Stated task: Write the material out again, line by line, exactly as it is.

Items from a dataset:
****

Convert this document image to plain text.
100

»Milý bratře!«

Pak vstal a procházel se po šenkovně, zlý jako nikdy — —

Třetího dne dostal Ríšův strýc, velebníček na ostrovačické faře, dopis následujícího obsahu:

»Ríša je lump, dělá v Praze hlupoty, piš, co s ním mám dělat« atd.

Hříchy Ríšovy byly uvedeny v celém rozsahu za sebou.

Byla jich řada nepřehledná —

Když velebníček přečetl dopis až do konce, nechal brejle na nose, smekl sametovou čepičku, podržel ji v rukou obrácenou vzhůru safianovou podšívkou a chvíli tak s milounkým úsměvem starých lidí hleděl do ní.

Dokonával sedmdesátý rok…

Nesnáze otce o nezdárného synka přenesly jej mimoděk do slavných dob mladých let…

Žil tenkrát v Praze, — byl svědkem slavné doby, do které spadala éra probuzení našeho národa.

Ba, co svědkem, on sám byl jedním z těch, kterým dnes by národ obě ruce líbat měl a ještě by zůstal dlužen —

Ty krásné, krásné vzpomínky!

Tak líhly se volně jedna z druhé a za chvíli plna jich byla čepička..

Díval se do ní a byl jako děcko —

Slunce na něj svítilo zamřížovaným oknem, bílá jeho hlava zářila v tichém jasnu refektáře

****

Written response:
Convert this document image to plain text.
100

»Milý bratře!«

Pak vstal a procházel se po šenkovně, zlý jako nikdy — —

Třetího dne dostal Ríšův strýc, velebníček na ostrovačické faře, dopis následujícího obsahu:

»Ríša je lump, dělá v Praze hlupoty, piš, co s ním mám dělat« atd.

Hříchy Ríšovy byly uvedeny v celém rozsahu za sebou.

Byla jich řada nepřehledná —

Když velebníček přečetl dopis až do konce, nechal brejle na nose, smekl sametovou čepičku, podržel ji v rukou obrácenou vzhůru safianovou podšívkou a chvíli tak s milounkým úsměvem starých lidí hleděl do ní.

Dokonával sedmdesátý rok…

Nesnáze otce o nezdárného synka přenesly jej mimoděk do slavných dob mladých let…

Žil tenkrát v Praze, — byl svědkem slavné doby, do které spadala éra probuzení našeho národa.

Ba, co svědkem, on sám byl jedním z těch, kterým dnes by národ obě ruce líbat měl a ještě by zůstal dlužen —

Ty krásné, krásné vzpomínky!

Tak líhly se volně jedna z druhé a za chvíli plna jich byla čepička..

Díval se do ní a byl jako děcko —

Slunce na něj svítilo zamřížovaným oknem, bílá jeho hlava zářila v tichém jasnu refektáře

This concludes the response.